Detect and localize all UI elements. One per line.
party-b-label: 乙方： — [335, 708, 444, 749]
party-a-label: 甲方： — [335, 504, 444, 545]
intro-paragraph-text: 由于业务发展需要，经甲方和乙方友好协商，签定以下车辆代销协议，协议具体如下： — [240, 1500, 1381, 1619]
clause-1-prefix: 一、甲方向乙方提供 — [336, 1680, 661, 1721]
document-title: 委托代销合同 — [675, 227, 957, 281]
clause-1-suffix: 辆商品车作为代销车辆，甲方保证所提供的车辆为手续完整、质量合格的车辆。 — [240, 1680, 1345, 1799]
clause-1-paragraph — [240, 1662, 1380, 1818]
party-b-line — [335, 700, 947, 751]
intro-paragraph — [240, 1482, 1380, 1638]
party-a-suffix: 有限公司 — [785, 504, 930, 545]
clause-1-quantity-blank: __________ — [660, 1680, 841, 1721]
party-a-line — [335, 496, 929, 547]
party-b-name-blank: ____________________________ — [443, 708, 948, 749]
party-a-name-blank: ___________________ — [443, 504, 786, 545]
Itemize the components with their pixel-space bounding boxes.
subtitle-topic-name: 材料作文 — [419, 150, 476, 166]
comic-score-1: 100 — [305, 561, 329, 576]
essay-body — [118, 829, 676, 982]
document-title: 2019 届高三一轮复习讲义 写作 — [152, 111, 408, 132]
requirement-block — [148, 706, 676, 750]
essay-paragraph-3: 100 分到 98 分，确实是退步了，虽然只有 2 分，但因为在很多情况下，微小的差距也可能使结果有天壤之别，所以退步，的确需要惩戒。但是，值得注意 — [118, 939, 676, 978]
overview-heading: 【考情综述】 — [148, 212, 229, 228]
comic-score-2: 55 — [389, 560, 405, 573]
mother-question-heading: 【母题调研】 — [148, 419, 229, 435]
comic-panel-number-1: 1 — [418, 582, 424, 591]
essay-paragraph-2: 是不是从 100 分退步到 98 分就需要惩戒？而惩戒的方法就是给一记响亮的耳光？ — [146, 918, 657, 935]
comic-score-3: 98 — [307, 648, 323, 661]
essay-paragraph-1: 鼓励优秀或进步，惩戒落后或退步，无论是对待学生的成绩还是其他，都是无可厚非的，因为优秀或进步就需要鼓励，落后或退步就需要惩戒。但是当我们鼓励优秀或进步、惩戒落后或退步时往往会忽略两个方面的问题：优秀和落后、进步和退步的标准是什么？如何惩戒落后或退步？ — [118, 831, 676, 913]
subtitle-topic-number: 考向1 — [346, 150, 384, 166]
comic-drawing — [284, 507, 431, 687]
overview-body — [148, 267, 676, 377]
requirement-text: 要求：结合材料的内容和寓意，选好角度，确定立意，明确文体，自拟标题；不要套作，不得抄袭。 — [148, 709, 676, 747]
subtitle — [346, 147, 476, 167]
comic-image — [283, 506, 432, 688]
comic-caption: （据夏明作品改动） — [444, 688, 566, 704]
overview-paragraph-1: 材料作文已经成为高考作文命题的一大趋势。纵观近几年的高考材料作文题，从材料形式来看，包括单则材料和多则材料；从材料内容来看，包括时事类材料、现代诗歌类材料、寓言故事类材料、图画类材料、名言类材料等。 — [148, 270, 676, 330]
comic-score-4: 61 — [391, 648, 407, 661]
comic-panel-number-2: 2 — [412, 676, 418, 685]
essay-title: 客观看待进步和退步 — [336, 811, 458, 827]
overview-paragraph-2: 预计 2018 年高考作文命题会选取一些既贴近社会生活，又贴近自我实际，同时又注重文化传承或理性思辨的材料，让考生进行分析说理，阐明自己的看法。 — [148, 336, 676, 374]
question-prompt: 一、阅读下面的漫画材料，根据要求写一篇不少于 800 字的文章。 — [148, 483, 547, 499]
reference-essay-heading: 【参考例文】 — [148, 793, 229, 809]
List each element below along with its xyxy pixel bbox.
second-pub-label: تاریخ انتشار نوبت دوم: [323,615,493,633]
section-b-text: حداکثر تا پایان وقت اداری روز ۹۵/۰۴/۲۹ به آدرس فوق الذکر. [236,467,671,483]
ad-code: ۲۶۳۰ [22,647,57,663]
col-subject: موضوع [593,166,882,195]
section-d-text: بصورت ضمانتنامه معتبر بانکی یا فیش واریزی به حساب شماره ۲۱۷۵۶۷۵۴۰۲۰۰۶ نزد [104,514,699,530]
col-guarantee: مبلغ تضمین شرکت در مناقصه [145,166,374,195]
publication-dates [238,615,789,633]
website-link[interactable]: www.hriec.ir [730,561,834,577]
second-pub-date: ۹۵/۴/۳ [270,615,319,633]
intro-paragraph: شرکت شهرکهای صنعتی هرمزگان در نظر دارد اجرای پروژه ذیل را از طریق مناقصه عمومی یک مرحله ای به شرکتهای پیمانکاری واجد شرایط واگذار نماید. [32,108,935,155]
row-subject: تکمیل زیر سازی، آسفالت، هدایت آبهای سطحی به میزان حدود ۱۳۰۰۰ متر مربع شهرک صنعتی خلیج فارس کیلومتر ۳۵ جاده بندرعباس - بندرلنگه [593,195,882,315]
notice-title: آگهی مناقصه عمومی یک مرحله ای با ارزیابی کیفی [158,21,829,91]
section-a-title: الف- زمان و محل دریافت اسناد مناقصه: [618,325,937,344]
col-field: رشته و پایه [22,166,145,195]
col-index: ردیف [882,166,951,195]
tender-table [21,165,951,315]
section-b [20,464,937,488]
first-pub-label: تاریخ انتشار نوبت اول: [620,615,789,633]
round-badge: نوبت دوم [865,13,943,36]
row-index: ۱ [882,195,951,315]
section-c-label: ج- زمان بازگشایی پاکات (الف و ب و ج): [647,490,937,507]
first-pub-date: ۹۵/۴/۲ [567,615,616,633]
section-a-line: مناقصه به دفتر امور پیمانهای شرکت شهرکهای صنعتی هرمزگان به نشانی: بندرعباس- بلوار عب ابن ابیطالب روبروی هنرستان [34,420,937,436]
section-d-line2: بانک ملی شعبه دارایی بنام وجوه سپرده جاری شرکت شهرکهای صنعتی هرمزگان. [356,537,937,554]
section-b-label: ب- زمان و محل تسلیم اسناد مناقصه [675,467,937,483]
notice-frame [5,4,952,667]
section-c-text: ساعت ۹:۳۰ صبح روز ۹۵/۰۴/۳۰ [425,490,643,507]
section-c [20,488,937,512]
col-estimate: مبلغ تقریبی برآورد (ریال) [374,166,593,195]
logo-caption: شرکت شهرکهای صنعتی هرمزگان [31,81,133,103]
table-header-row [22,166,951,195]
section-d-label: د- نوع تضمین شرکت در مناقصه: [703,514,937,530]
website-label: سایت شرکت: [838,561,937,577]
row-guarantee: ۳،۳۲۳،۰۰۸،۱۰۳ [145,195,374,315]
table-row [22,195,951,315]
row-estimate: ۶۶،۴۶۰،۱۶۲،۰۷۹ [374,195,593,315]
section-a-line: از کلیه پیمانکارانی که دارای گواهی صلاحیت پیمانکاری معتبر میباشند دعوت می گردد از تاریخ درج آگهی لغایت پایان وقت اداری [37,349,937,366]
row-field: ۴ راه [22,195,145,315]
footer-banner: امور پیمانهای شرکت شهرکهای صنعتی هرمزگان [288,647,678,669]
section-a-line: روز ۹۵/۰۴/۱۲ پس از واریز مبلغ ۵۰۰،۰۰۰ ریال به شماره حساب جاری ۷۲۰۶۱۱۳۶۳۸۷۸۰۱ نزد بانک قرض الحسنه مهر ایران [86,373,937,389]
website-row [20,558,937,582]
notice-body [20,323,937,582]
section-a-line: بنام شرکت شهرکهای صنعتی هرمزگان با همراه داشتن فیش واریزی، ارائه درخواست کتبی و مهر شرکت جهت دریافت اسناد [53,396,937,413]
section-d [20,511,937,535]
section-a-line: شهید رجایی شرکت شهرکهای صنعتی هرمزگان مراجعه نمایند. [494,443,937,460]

--------

__WHAT THE TASK ASKS__
Turn the rows, from the first line up to and including the line with "overview-body — [148, 267, 676, 377]", into a Markdown table with the columns No and Line. Number each line and leave out any blank lines.

__EXERCISE RESPONSE__
| No | Line |
|---|---|
| 1 | Detect and localize all UI elements. One per line. |
| 2 | party-b-label: 乙方： — [335, 708, 444, 749] |
| 3 | party-a-label: 甲方： — [335, 504, 444, 545] |
| 4 | intro-paragraph-text: 由于业务发展需要，经甲方和乙方友好协商，签定以下车辆代销协议，协议具体如下： — [240, 1500, 1381, 1619] |
| 5 | clause-1-prefix: 一、甲方向乙方提供 — [336, 1680, 661, 1721] |
| 6 | document-title: 委托代销合同 — [675, 227, 957, 281] |
| 7 | clause-1-suffix: 辆商品车作为代销车辆，甲方保证所提供的车辆为手续完整、质量合格的车辆。 — [240, 1680, 1345, 1799] |
| 8 | clause-1-paragraph — [240, 1662, 1380, 1818] |
| 9 | party-b-line — [335, 700, 947, 751] |
| 10 | intro-paragraph — [240, 1482, 1380, 1638] |
| 11 | party-a-suffix: 有限公司 — [785, 504, 930, 545] |
| 12 | clause-1-quantity-blank: __________ — [660, 1680, 841, 1721] |
| 13 | party-a-line — [335, 496, 929, 547] |
| 14 | party-b-name-blank: ____________________________ — [443, 708, 948, 749] |
| 15 | party-a-name-blank: ___________________ — [443, 504, 786, 545] |
| 16 | Itemize the components with their pixel-space bounding boxes. |
| 17 | subtitle-topic-name: 材料作文 — [419, 150, 476, 166] |
| 18 | comic-score-1: 100 — [305, 561, 329, 576] |
| 19 | essay-body — [118, 829, 676, 982] |
| 20 | document-title: 2019 届高三一轮复习讲义 写作 — [152, 111, 408, 132] |
| 21 | requirement-block — [148, 706, 676, 750] |
| 22 | essay-paragraph-3: 100 分到 98 分，确实是退步了，虽然只有 2 分，但因为在很多情况下，微小的差距也可能使结果有天壤之别，所以退步，的确需要惩戒。但是，值得注意 — [118, 939, 676, 978] |
| 23 | overview-heading: 【考情综述】 — [148, 212, 229, 228] |
| 24 | comic-score-2: 55 — [389, 560, 405, 573] |
| 25 | mother-question-heading: 【母题调研】 — [148, 419, 229, 435] |
| 26 | comic-panel-number-1: 1 — [418, 582, 424, 591] |
| 27 | essay-paragraph-2: 是不是从 100 分退步到 98 分就需要惩戒？而惩戒的方法就是给一记响亮的耳光？ — [146, 918, 657, 935] |
| 28 | comic-score-3: 98 — [307, 648, 323, 661] |
| 29 | essay-paragraph-1: 鼓励优秀或进步，惩戒落后或退步，无论是对待学生的成绩还是其他，都是无可厚非的，因为优秀或进步就需要鼓励，落后或退步就需要惩戒。但是当我们鼓励优秀或进步、惩戒落后或退步时往往会忽略两个方面的问题：优秀和落后、进步和退步的标准是什么？如何惩戒落后或退步？ — [118, 831, 676, 913] |
| 30 | subtitle-topic-number: 考向1 — [346, 150, 384, 166] |
| 31 | comic-drawing — [284, 507, 431, 687] |
| 32 | overview-body — [148, 267, 676, 377] |